### EXCERPTED RECORDS ###

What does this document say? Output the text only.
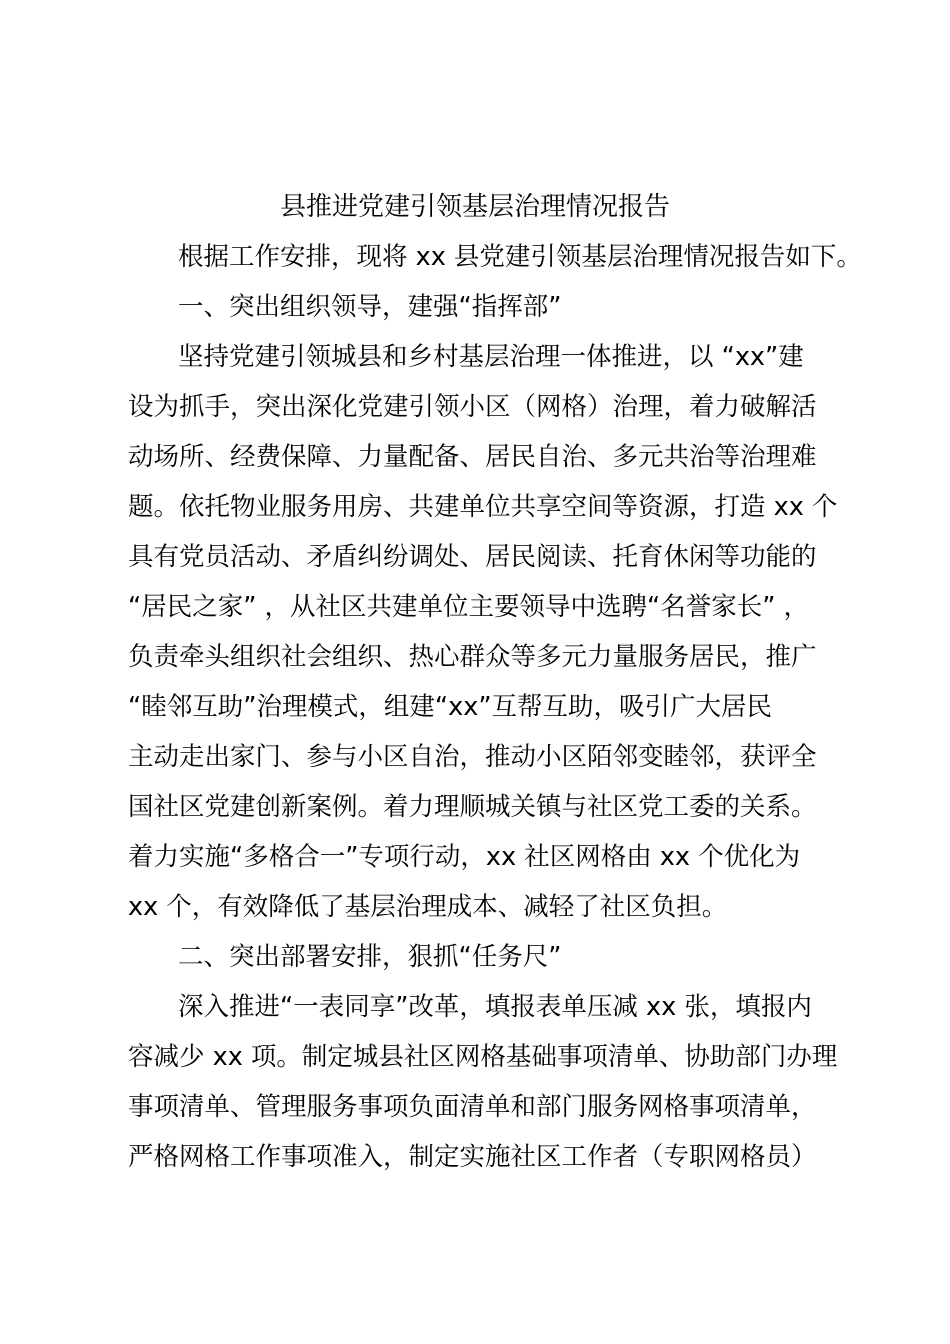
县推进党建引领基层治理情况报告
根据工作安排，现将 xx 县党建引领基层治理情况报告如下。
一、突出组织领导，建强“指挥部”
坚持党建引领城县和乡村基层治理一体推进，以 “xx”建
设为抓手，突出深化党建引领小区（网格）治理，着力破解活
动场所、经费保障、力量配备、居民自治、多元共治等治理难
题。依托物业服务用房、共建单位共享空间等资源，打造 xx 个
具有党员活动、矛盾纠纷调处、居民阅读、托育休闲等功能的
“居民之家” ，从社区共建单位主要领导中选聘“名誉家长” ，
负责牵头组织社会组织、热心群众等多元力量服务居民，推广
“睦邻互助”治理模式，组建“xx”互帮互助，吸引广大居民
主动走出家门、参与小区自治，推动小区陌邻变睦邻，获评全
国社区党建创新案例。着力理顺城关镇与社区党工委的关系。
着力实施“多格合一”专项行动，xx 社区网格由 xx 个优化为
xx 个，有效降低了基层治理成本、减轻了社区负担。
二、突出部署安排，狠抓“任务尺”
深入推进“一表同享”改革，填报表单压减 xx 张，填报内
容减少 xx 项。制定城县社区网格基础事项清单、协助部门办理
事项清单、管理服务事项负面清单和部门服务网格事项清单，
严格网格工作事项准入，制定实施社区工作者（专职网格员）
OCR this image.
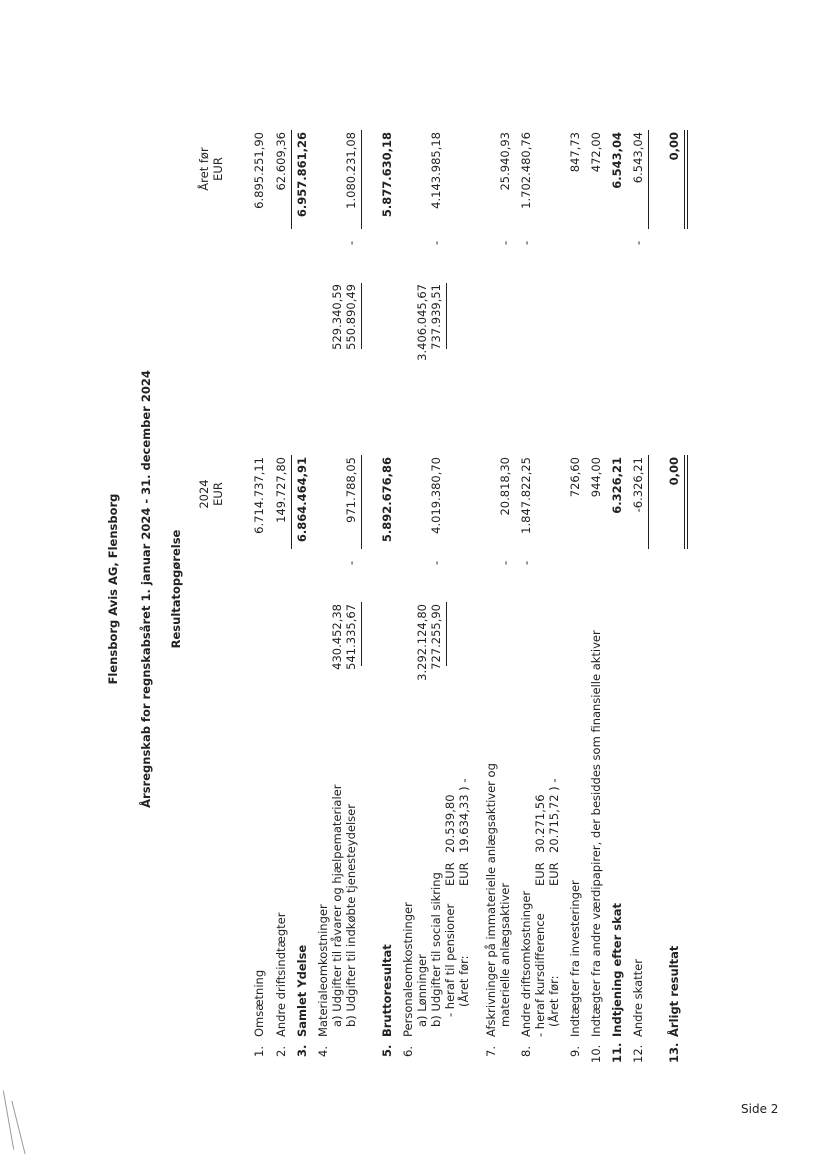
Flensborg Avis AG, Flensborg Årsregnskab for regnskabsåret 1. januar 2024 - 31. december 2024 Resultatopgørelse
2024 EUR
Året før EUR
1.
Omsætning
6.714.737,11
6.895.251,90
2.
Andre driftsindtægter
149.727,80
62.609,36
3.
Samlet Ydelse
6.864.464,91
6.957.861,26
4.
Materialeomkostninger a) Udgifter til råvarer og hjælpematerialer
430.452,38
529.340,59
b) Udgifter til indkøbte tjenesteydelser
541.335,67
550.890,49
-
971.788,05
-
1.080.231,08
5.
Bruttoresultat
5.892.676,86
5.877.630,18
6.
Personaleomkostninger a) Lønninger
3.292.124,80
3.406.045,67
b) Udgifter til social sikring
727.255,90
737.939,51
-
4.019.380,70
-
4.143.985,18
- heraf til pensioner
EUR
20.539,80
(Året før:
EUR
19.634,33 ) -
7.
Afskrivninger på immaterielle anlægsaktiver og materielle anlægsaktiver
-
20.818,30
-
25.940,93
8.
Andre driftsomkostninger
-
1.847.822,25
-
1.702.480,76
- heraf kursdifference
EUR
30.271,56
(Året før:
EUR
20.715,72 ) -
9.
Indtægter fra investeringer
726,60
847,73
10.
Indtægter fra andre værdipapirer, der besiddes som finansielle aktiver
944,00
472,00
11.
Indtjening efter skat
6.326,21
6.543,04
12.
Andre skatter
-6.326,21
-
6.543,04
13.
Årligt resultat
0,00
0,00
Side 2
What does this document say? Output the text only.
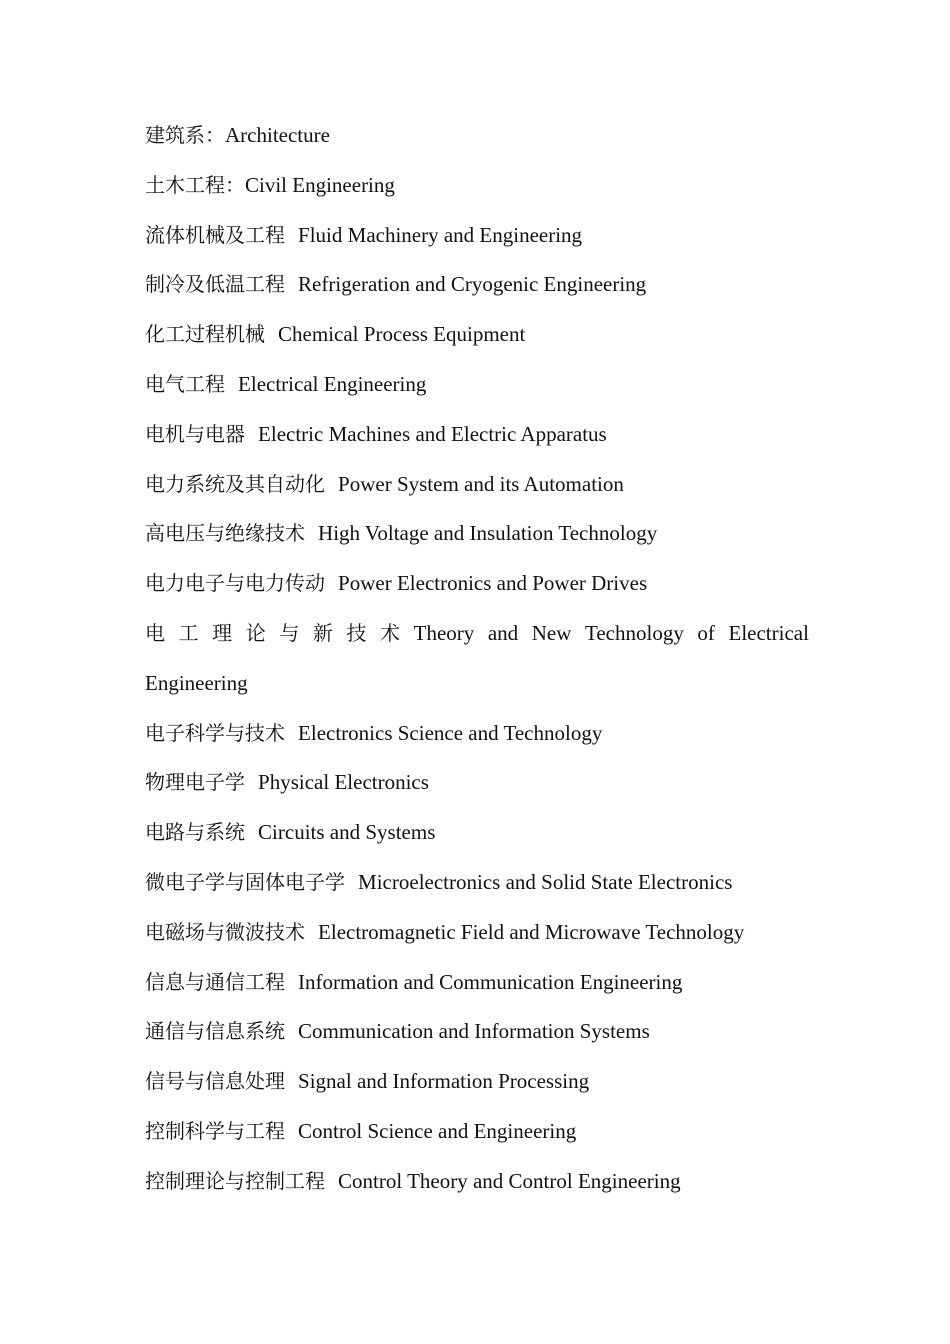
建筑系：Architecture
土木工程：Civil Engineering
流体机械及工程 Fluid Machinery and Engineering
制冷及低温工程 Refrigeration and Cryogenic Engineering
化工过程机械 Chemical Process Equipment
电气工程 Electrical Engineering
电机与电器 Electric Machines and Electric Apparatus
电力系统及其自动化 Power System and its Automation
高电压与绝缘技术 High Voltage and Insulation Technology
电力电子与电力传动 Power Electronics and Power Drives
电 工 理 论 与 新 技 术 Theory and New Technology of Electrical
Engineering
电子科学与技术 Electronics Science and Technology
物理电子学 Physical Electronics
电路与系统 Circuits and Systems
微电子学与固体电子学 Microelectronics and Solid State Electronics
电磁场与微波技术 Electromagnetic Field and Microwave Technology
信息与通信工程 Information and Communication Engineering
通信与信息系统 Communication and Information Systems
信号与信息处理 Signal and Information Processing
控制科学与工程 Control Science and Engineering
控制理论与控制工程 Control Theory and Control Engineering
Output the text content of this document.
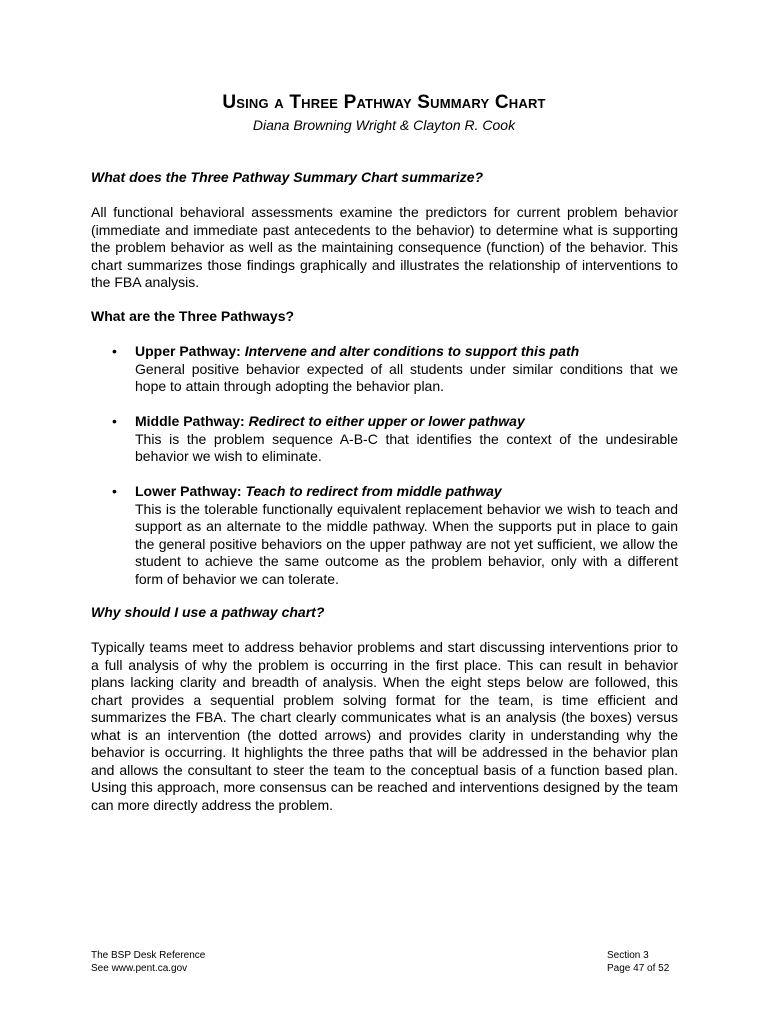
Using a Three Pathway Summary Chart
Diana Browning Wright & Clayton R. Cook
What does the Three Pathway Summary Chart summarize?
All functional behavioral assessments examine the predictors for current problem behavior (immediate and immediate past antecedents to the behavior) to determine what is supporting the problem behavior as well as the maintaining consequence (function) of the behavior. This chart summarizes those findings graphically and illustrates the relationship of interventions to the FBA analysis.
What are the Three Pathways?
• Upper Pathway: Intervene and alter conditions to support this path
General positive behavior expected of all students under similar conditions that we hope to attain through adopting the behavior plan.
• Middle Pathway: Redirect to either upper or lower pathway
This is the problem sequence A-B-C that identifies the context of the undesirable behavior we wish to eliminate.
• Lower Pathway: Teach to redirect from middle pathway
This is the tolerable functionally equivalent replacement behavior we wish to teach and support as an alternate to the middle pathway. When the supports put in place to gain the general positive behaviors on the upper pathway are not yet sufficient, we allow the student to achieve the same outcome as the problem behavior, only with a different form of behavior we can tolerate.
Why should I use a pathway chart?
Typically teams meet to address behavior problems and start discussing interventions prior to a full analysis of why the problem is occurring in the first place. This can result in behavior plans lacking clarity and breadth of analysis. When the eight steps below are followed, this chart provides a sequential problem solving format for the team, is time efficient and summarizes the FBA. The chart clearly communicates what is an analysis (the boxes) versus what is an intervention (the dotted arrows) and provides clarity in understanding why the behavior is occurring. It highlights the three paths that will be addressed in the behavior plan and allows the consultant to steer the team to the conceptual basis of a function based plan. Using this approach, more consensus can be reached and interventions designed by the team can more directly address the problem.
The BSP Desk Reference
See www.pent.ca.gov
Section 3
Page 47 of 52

###

Show the lines of the records that include the string "Control".

控制科学与工程 Control Science and Engineering
控制理论与控制工程 Control Theory and Control Engineering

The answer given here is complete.